**Task objective**. Please rewrite the records below, changing "screenshot" to "screen capture" and keeping everything else the same. Leave the pictures out of your answer.

Records from a dataset
============
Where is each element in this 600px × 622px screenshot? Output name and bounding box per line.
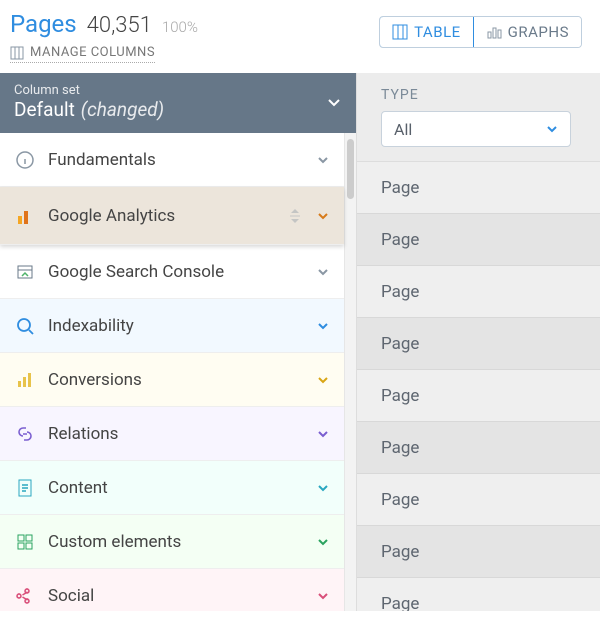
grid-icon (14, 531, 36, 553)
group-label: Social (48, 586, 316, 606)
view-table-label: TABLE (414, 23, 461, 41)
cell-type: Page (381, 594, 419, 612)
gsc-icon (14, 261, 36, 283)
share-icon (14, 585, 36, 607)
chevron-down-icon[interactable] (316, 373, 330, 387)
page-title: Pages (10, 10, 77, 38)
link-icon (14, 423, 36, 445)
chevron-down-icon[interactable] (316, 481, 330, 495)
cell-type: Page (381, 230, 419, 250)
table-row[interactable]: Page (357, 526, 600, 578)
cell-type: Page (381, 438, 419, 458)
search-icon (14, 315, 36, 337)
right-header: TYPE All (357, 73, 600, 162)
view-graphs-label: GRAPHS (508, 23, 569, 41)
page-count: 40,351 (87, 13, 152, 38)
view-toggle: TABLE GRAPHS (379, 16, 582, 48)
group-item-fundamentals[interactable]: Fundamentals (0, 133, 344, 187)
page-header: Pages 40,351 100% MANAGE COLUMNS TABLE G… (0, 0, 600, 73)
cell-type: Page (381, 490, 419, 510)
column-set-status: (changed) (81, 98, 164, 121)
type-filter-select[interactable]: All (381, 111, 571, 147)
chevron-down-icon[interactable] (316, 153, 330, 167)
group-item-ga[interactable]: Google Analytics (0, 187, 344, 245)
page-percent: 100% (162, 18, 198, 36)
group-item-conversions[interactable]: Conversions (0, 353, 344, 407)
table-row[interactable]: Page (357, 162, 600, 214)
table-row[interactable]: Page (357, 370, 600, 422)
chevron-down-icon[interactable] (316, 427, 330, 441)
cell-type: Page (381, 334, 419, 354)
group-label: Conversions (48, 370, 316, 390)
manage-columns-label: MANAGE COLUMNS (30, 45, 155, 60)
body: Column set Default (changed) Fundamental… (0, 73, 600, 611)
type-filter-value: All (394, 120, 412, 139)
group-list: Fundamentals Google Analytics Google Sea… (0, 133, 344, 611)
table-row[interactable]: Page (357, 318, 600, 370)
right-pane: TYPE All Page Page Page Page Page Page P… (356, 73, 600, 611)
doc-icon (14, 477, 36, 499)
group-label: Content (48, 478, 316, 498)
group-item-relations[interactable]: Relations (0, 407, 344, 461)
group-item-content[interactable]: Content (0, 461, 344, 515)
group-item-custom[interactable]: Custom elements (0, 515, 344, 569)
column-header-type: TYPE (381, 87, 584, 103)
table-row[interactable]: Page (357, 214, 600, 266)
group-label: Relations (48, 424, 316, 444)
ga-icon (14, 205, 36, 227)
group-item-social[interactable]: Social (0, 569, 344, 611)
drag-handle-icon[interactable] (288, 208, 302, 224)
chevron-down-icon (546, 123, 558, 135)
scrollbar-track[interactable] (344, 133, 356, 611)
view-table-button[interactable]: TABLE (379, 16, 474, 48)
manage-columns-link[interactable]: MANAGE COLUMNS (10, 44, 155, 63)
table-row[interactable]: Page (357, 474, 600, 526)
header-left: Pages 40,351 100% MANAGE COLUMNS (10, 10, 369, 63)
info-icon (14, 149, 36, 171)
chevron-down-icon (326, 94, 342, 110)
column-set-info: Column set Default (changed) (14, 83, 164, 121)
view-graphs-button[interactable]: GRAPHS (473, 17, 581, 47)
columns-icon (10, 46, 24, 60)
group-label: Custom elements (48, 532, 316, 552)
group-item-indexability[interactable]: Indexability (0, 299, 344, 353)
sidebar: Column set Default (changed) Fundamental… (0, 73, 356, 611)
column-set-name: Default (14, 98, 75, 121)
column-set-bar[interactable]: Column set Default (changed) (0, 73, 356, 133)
============
**Exercise response**.
Where is each element in this 600px × 622px screen capture? Output name and bounding box per line.
grid-icon (14, 531, 36, 553)
group-label: Social (48, 586, 316, 606)
view-table-label: TABLE (414, 23, 461, 41)
cell-type: Page (381, 594, 419, 612)
gsc-icon (14, 261, 36, 283)
share-icon (14, 585, 36, 607)
chevron-down-icon[interactable] (316, 373, 330, 387)
page-title: Pages (10, 10, 77, 38)
link-icon (14, 423, 36, 445)
chevron-down-icon[interactable] (316, 481, 330, 495)
cell-type: Page (381, 230, 419, 250)
table-row[interactable]: Page (357, 526, 600, 578)
cell-type: Page (381, 438, 419, 458)
search-icon (14, 315, 36, 337)
right-header: TYPE All (357, 73, 600, 162)
view-graphs-label: GRAPHS (508, 23, 569, 41)
page-count: 40,351 (87, 13, 152, 38)
view-toggle: TABLE GRAPHS (379, 16, 582, 48)
group-item-fundamentals[interactable]: Fundamentals (0, 133, 344, 187)
page-header: Pages 40,351 100% MANAGE COLUMNS TABLE G… (0, 0, 600, 73)
cell-type: Page (381, 490, 419, 510)
column-set-status: (changed) (81, 98, 164, 121)
type-filter-select[interactable]: All (381, 111, 571, 147)
chevron-down-icon[interactable] (316, 153, 330, 167)
group-item-ga[interactable]: Google Analytics (0, 187, 344, 245)
page-percent: 100% (162, 18, 198, 36)
group-item-conversions[interactable]: Conversions (0, 353, 344, 407)
table-row[interactable]: Page (357, 162, 600, 214)
table-row[interactable]: Page (357, 370, 600, 422)
chevron-down-icon[interactable] (316, 427, 330, 441)
cell-type: Page (381, 334, 419, 354)
group-label: Conversions (48, 370, 316, 390)
manage-columns-label: MANAGE COLUMNS (30, 45, 155, 60)
body: Column set Default (changed) Fundamental… (0, 73, 600, 611)
type-filter-value: All (394, 120, 412, 139)
group-list: Fundamentals Google Analytics Google Sea… (0, 133, 344, 611)
table-row[interactable]: Page (357, 318, 600, 370)
right-pane: TYPE All Page Page Page Page Page Page P… (356, 73, 600, 611)
doc-icon (14, 477, 36, 499)
group-label: Content (48, 478, 316, 498)
group-item-relations[interactable]: Relations (0, 407, 344, 461)
group-item-content[interactable]: Content (0, 461, 344, 515)
group-item-custom[interactable]: Custom elements (0, 515, 344, 569)
column-header-type: TYPE (381, 87, 584, 103)
table-row[interactable]: Page (357, 214, 600, 266)
group-label: Relations (48, 424, 316, 444)
ga-icon (14, 205, 36, 227)
group-item-social[interactable]: Social (0, 569, 344, 611)
drag-handle-icon[interactable] (288, 208, 302, 224)
chevron-down-icon (546, 123, 558, 135)
scrollbar-track[interactable] (344, 133, 356, 611)
view-table-button[interactable]: TABLE (379, 16, 474, 48)
manage-columns-link[interactable]: MANAGE COLUMNS (10, 44, 155, 63)
table-row[interactable]: Page (357, 474, 600, 526)
header-left: Pages 40,351 100% MANAGE COLUMNS (10, 10, 369, 63)
info-icon (14, 149, 36, 171)
chevron-down-icon (326, 94, 342, 110)
column-set-info: Column set Default (changed) (14, 83, 164, 121)
view-graphs-button[interactable]: GRAPHS (473, 17, 581, 47)
columns-icon (10, 46, 24, 60)
group-label: Custom elements (48, 532, 316, 552)
group-item-indexability[interactable]: Indexability (0, 299, 344, 353)
sidebar: Column set Default (changed) Fundamental… (0, 73, 356, 611)
column-set-name: Default (14, 98, 75, 121)
column-set-bar[interactable]: Column set Default (changed) (0, 73, 356, 133)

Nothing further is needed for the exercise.